--- Start of Extracted information ---

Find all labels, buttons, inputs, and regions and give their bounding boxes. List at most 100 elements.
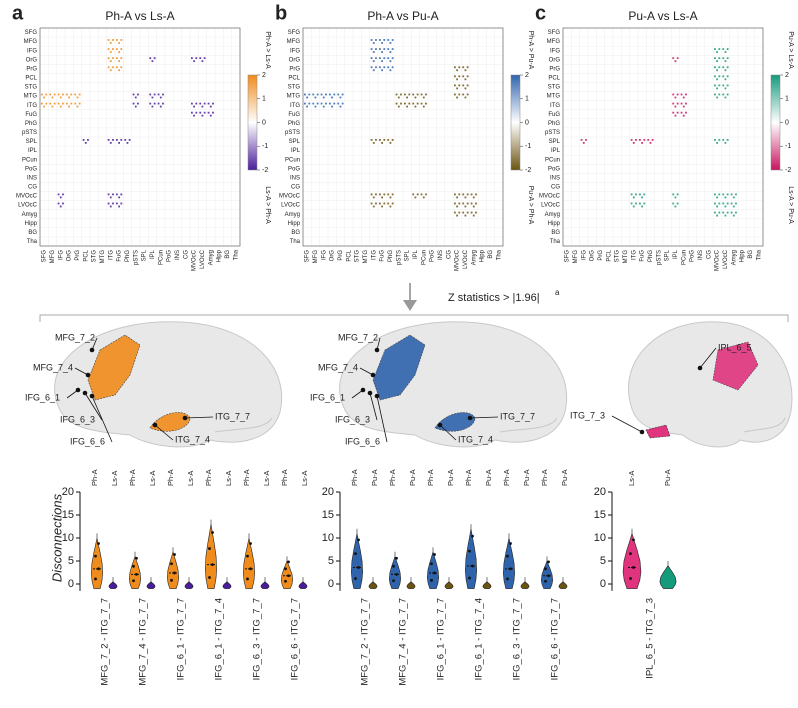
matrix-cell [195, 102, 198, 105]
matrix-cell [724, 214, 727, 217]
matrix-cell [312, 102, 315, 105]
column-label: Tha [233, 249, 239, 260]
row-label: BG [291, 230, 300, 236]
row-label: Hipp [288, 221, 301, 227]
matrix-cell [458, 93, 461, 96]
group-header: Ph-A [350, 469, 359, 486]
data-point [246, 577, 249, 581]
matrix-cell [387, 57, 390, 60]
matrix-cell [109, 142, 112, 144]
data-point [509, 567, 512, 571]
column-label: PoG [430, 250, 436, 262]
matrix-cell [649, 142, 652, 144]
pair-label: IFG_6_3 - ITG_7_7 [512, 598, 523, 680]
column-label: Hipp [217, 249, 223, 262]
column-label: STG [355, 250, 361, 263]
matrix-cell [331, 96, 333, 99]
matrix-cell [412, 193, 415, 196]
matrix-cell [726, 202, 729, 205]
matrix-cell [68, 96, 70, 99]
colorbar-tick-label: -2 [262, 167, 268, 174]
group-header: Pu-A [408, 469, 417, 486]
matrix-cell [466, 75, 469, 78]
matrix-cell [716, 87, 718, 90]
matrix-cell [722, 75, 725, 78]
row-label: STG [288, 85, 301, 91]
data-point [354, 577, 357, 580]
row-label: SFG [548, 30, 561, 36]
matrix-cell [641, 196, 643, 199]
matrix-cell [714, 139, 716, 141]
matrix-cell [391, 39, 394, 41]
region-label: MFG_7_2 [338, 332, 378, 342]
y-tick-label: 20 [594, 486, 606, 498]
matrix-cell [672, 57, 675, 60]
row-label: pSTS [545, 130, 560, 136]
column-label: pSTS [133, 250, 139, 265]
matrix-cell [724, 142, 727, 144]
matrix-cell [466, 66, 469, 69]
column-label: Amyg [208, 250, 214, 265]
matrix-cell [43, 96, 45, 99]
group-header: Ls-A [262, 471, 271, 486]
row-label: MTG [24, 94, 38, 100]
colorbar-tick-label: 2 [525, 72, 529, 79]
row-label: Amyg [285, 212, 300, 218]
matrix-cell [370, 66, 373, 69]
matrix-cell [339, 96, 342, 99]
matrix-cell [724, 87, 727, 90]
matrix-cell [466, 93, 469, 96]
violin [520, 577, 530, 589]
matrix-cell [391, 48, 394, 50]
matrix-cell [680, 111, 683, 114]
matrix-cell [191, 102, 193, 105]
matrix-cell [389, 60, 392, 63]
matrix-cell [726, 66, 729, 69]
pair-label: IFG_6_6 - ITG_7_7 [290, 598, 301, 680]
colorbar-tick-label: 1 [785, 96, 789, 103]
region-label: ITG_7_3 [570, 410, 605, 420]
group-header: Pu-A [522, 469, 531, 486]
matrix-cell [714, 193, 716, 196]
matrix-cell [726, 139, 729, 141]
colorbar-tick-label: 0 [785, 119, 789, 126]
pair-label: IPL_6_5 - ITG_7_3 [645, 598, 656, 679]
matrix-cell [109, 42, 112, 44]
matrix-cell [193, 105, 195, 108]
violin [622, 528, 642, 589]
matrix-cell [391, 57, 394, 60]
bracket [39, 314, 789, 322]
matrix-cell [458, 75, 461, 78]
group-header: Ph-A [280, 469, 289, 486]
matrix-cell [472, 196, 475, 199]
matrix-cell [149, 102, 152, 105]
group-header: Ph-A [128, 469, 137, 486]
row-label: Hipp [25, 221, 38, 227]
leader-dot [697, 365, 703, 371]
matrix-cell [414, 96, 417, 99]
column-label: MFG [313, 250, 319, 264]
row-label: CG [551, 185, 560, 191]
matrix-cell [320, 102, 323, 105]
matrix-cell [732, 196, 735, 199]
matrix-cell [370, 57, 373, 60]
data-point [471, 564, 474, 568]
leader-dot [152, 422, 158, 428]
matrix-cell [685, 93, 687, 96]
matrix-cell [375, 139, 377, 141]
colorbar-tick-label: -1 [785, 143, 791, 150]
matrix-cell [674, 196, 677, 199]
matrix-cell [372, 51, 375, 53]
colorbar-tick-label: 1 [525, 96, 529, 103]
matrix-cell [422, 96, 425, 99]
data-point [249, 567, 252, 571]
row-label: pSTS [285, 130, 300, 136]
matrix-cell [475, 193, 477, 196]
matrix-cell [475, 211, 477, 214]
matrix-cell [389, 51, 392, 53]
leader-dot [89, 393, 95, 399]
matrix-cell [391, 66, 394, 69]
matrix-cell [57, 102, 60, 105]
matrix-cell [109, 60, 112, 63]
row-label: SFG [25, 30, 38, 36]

--- End of Extracted information ---

Please lay out the listing above from the line containing "matrix-cell [195, 102, 198, 105]" through the line containing "data-point [246, 577, 249, 581]" as a Markdown table with columns No. and Line. Number each row and leave out any blank lines.

* _Exercise response_
| No. | Line |
|---|---|
| 1 | matrix-cell [195, 102, 198, 105] |
| 2 | matrix-cell [724, 214, 727, 217] |
| 3 | matrix-cell [312, 102, 315, 105] |
| 4 | column-label: Tha [233, 249, 239, 260] |
| 5 | row-label: BG [291, 230, 300, 236] |
| 6 | row-label: Hipp [288, 221, 301, 227] |
| 7 | matrix-cell [458, 93, 461, 96] |
| 8 | group-header: Ph-A [350, 469, 359, 486] |
| 9 | data-point [246, 577, 249, 581] |